-- BEGIN Given information --

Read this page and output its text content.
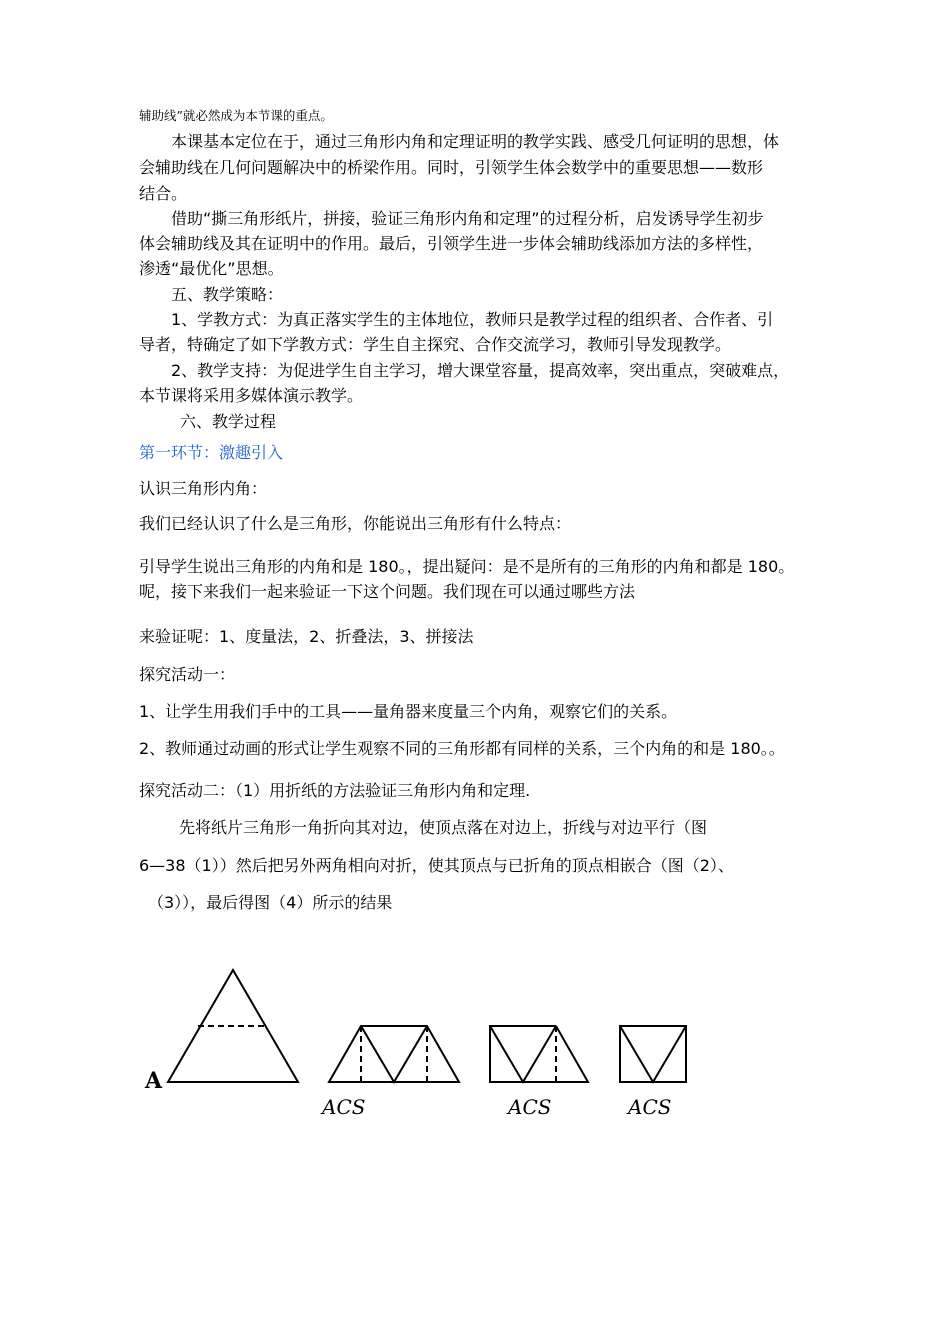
辅助线”就必然成为本节课的重点。
本课基本定位在于，通过三角形内角和定理证明的教学实践、感受几何证明的思想，体
会辅助线在几何问题解决中的桥梁作用。同时，引领学生体会数学中的重要思想——数形
结合。
借助“撕三角形纸片，拼接，验证三角形内角和定理”的过程分析，启发诱导学生初步
体会辅助线及其在证明中的作用。最后，引领学生进一步体会辅助线添加方法的多样性，
渗透“最优化”思想。
五、教学策略：
1、学教方式：为真正落实学生的主体地位，教师只是教学过程的组织者、合作者、引
导者，特确定了如下学教方式：学生自主探究、合作交流学习，教师引导发现教学。
2、教学支持：为促进学生自主学习，增大课堂容量，提高效率，突出重点，突破难点，
本节课将采用多媒体演示教学。
六、教学过程
第一环节：激趣引入
认识三角形内角：
我们已经认识了什么是三角形，你能说出三角形有什么特点：
引导学生说出三角形的内角和是 180。，提出疑问：是不是所有的三角形的内角和都是 180。
呢，接下来我们一起来验证一下这个问题。我们现在可以通过哪些方法
来验证呢：1、度量法，2、折叠法，3、拼接法
探究活动一：
1、让学生用我们手中的工具——量角器来度量三个内角，观察它们的关系。
2、教师通过动画的形式让学生观察不同的三角形都有同样的关系，三个内角的和是 180。。
探究活动二：（1）用折纸的方法验证三角形内角和定理.
先将纸片三角形一角折向其对边，使顶点落在对边上，折线与对边平行（图
6—38（1））然后把另外两角相向对折，使其顶点与已折角的顶点相嵌合（图（2）、
（3）），最后得图（4）所示的结果
A
ACS	ACS	ACS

-- END Given information --

Every line of the data above should be quoted exactly. Omit the pictures.

Read this page and output its text content.
辅助线”就必然成为本节课的重点。
本课基本定位在于，通过三角形内角和定理证明的教学实践、感受几何证明的思想，体
会辅助线在几何问题解决中的桥梁作用。同时，引领学生体会数学中的重要思想——数形
结合。
借助“撕三角形纸片，拼接，验证三角形内角和定理”的过程分析，启发诱导学生初步
体会辅助线及其在证明中的作用。最后，引领学生进一步体会辅助线添加方法的多样性，
渗透“最优化”思想。
五、教学策略：
1、学教方式：为真正落实学生的主体地位，教师只是教学过程的组织者、合作者、引
导者，特确定了如下学教方式：学生自主探究、合作交流学习，教师引导发现教学。
2、教学支持：为促进学生自主学习，增大课堂容量，提高效率，突出重点，突破难点，
本节课将采用多媒体演示教学。
六、教学过程
第一环节：激趣引入
认识三角形内角：
我们已经认识了什么是三角形，你能说出三角形有什么特点：
引导学生说出三角形的内角和是 180。，提出疑问：是不是所有的三角形的内角和都是 180。
呢，接下来我们一起来验证一下这个问题。我们现在可以通过哪些方法
来验证呢：1、度量法，2、折叠法，3、拼接法
探究活动一：
1、让学生用我们手中的工具——量角器来度量三个内角，观察它们的关系。
2、教师通过动画的形式让学生观察不同的三角形都有同样的关系，三个内角的和是 180。。
探究活动二：（1）用折纸的方法验证三角形内角和定理.
先将纸片三角形一角折向其对边，使顶点落在对边上，折线与对边平行（图
6—38（1））然后把另外两角相向对折，使其顶点与已折角的顶点相嵌合（图（2）、
（3）），最后得图（4）所示的结果
A
ACS	ACS	ACS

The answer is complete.